* **Stated exercise**:
Which lines have the string "highlighted"? Copy all of them from the entries below.
________________
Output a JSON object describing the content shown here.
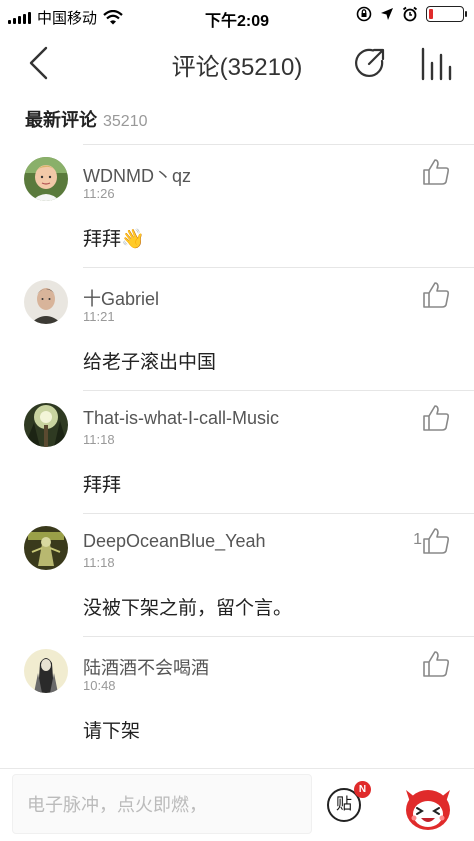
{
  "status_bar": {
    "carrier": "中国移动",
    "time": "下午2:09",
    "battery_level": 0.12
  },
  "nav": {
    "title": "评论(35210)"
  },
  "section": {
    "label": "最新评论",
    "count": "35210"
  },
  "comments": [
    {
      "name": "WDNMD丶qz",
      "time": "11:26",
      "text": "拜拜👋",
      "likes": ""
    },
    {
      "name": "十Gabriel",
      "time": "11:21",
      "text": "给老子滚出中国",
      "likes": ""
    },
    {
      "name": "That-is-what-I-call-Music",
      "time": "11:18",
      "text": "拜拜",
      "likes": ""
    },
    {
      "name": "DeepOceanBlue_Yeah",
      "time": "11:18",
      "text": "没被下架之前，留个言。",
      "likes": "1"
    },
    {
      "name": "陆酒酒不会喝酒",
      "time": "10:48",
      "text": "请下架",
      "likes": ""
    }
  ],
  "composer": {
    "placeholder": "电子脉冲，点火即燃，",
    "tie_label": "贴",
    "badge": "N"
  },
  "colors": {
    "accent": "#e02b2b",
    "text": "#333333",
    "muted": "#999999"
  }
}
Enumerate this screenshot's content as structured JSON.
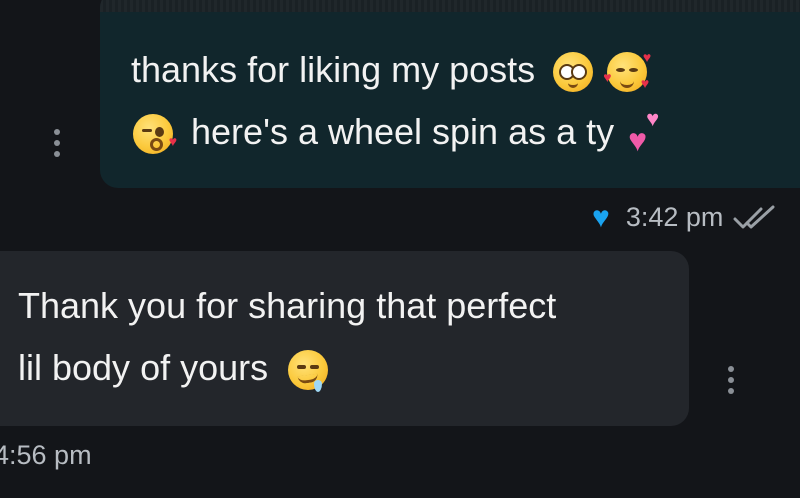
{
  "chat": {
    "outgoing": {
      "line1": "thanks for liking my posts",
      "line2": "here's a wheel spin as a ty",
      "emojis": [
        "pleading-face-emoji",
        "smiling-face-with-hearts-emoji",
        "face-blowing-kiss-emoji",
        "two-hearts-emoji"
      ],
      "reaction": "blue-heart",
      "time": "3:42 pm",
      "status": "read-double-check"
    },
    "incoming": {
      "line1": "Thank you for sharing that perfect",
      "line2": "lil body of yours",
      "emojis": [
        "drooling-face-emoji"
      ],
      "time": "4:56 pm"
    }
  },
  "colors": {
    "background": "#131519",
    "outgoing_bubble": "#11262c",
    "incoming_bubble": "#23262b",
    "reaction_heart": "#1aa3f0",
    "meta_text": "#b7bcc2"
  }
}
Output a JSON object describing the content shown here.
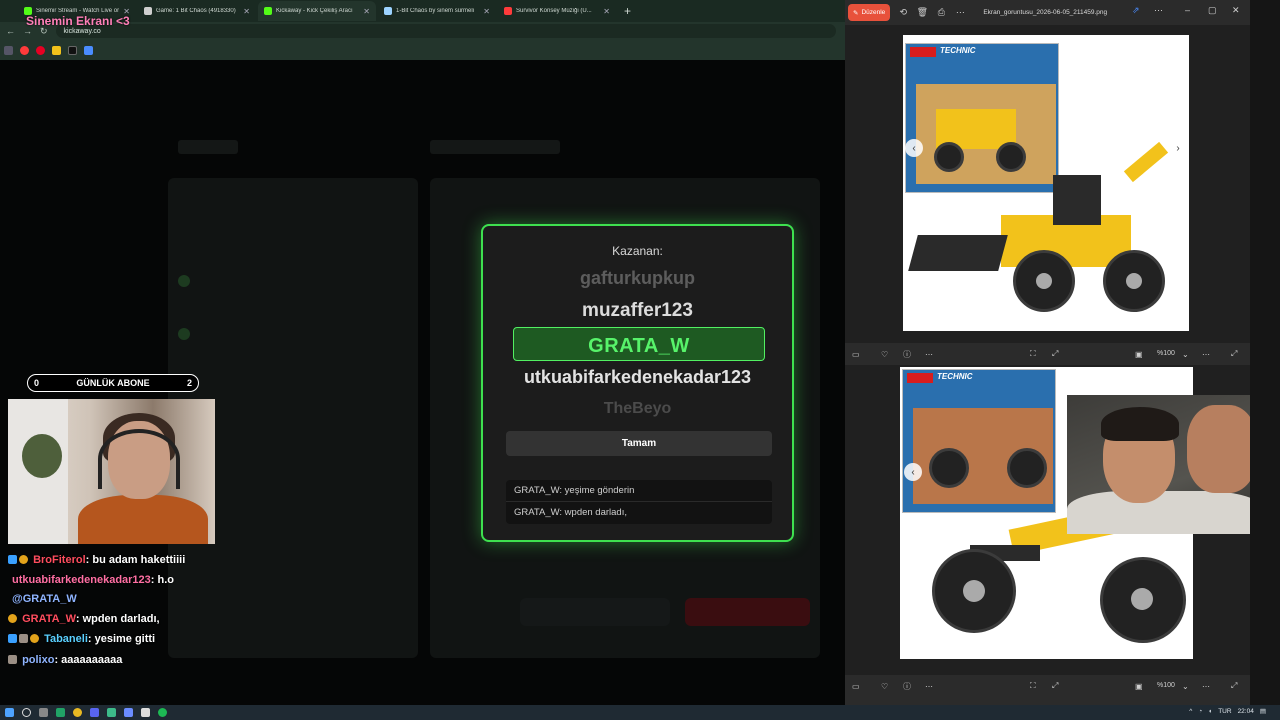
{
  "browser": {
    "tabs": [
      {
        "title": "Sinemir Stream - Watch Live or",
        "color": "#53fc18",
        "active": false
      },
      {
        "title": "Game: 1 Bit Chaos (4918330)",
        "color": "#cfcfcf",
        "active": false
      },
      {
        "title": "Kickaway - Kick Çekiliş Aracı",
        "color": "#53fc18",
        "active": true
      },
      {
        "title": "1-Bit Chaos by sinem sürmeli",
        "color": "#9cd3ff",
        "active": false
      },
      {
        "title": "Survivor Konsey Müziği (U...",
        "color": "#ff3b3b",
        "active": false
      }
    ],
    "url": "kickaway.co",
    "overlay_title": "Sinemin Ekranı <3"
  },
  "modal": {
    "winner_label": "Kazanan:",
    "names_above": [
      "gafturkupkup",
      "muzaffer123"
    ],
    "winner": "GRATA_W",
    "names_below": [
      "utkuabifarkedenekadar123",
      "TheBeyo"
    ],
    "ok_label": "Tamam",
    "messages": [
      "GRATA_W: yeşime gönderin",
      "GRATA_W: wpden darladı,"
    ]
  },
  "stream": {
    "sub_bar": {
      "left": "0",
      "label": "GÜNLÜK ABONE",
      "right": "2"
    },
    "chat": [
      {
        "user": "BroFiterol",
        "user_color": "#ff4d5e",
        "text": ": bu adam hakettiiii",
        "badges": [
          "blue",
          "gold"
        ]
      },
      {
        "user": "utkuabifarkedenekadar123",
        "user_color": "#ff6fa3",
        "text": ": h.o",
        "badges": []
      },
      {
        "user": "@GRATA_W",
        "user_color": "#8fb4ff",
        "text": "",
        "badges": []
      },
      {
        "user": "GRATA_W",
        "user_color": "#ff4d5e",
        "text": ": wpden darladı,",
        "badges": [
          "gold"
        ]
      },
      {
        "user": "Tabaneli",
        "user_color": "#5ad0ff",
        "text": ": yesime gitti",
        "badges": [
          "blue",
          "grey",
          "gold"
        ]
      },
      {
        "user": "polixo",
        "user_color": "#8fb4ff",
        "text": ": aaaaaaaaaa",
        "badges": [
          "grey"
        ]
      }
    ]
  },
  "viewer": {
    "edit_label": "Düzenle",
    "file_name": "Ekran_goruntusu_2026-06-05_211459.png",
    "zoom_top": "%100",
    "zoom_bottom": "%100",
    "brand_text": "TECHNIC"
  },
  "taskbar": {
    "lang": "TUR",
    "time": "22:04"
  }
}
________________
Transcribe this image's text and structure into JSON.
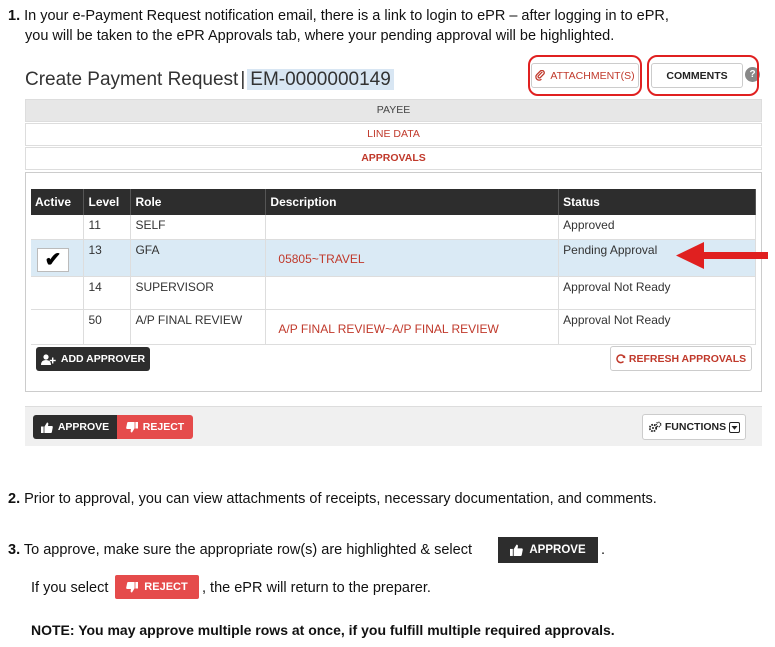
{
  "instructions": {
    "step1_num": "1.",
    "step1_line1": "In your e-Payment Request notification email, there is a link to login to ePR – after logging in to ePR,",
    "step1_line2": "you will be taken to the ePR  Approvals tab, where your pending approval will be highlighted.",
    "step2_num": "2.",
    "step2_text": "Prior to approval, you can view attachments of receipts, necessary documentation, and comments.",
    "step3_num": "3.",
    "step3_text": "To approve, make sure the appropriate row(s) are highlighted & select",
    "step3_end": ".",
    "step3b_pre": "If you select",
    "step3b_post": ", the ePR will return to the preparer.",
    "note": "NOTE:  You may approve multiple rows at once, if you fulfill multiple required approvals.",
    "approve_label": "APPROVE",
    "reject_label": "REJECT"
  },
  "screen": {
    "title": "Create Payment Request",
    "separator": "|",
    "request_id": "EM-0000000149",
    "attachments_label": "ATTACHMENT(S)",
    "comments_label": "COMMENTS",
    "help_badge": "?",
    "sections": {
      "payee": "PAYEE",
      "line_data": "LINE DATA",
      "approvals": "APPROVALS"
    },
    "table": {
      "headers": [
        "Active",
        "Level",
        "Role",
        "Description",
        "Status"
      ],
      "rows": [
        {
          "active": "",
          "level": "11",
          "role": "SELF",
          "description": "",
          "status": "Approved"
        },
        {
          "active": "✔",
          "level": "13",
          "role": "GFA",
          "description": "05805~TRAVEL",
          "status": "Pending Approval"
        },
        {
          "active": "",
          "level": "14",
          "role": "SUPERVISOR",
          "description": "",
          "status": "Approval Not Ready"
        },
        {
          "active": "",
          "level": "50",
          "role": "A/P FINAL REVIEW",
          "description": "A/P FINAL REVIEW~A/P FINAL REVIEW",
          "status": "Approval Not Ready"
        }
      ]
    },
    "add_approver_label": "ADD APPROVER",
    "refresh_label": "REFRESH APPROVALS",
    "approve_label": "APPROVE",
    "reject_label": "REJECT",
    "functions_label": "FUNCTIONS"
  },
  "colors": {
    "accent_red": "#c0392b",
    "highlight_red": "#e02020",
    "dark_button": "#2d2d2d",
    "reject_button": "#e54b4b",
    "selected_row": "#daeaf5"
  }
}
________________
* **Worked solution**:
    "step1_line2": "you will be taken to the ePR  Approvals tab, where your pending approval will be highlighted.",
    "step3_text": "To approve, make sure the appropriate row(s) are highlighted & select",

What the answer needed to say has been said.